Exercise aim
Filter the listing and keep only the lines with the word "trên".

══ Data records

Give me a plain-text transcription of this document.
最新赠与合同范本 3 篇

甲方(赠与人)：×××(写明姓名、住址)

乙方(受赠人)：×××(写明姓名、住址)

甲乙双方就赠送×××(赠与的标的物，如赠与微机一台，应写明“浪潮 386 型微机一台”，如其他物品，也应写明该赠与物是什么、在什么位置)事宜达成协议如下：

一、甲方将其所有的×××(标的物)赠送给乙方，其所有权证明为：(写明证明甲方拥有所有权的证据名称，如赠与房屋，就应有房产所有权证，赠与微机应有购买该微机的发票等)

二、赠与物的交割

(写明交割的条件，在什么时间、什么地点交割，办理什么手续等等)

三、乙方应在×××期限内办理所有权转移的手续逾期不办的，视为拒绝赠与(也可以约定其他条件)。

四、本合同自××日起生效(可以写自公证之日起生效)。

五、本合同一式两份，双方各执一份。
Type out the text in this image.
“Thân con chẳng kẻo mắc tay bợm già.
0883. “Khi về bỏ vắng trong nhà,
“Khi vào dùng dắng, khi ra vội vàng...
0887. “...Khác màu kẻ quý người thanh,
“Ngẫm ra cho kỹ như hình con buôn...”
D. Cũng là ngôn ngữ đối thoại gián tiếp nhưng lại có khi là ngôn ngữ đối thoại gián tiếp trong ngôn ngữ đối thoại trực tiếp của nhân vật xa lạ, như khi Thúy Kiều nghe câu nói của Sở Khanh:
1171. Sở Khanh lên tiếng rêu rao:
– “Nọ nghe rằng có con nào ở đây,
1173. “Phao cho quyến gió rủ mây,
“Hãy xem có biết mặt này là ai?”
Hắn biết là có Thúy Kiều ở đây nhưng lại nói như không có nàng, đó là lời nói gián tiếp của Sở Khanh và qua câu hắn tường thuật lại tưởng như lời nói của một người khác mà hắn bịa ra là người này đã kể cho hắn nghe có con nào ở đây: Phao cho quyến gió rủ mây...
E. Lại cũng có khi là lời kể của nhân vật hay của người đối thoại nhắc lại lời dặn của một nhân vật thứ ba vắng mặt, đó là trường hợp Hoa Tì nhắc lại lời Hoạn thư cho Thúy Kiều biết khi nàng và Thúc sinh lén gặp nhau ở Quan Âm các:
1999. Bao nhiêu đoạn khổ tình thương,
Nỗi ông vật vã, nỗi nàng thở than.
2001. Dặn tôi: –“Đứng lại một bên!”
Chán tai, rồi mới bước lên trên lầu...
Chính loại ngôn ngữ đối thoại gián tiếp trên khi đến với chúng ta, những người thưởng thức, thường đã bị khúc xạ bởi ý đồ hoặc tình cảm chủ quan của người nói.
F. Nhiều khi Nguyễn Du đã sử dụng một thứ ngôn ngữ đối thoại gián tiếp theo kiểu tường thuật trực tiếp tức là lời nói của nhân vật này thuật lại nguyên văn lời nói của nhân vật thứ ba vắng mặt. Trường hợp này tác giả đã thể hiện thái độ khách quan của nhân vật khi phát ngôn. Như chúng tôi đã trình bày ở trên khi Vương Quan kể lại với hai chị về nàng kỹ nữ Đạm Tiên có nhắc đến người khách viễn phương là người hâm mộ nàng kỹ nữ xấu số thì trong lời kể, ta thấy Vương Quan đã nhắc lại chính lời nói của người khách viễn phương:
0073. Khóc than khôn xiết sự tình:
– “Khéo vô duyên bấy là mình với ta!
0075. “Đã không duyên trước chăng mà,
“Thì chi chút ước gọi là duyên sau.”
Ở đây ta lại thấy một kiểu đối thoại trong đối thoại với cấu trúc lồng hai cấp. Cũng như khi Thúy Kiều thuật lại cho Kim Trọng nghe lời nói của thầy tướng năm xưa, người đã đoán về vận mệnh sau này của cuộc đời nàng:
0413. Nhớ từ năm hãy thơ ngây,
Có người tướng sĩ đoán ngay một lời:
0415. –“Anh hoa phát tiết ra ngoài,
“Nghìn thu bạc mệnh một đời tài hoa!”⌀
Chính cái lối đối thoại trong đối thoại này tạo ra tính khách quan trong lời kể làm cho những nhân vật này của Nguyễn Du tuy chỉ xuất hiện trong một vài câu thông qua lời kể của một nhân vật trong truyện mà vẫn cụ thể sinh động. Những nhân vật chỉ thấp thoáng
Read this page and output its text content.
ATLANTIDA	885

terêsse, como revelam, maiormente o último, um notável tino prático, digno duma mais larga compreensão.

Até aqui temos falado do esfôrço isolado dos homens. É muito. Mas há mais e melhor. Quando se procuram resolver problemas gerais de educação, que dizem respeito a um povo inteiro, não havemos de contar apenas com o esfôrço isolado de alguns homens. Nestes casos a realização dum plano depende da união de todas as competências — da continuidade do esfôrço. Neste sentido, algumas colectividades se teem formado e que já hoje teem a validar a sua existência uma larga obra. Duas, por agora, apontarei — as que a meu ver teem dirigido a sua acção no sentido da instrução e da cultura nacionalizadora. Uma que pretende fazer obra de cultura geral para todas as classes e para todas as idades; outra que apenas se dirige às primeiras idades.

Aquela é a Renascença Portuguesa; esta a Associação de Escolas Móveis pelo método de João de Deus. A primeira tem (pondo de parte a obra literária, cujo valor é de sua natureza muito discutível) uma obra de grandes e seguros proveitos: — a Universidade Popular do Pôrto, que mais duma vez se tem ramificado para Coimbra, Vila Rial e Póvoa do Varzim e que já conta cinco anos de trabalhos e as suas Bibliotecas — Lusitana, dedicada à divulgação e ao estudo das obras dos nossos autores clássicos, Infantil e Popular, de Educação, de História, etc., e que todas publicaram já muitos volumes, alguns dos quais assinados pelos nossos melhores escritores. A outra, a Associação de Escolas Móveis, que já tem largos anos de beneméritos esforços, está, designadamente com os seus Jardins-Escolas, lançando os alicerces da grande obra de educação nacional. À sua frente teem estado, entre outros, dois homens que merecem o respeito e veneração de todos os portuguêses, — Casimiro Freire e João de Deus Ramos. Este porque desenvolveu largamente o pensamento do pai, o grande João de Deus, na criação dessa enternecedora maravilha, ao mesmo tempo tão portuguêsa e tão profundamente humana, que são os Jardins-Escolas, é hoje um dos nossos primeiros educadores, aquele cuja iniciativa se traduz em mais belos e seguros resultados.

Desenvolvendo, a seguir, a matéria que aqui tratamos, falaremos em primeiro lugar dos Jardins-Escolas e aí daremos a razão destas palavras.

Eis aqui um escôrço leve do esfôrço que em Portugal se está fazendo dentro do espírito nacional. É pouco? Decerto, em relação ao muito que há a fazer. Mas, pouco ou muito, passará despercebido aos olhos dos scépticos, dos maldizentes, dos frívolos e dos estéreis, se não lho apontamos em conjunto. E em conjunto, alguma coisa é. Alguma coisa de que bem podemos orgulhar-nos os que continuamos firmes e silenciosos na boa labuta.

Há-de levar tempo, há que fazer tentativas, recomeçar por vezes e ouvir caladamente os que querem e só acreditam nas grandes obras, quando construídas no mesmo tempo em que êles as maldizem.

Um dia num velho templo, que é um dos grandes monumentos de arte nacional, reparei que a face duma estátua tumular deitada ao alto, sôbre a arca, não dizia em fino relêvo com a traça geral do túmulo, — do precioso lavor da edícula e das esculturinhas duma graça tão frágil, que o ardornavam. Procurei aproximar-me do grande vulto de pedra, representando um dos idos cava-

════

Result
Chán tai, rồi mới bước lên trên lầu...
Chính loại ngôn ngữ đối thoại gián tiếp trên khi đến với chúng ta, những người thưởng thức, thường đã bị khúc xạ bởi ý đồ hoặc tình cảm chủ quan của người nói.
F. Nhiều khi Nguyễn Du đã sử dụng một thứ ngôn ngữ đối thoại gián tiếp theo kiểu tường thuật trực tiếp tức là lời nói của nhân vật này thuật lại nguyên văn lời nói của nhân vật thứ ba vắng mặt. Trường hợp này tác giả đã thể hiện thái độ khách quan của nhân vật khi phát ngôn. Như chúng tôi đã trình bày ở trên khi Vương Quan kể lại với hai chị về nàng kỹ nữ Đạm Tiên có nhắc đến người khách viễn phương là người hâm mộ nàng kỹ nữ xấu số thì trong lời kể, ta thấy Vương Quan đã nhắc lại chính lời nói của người khách viễn phương:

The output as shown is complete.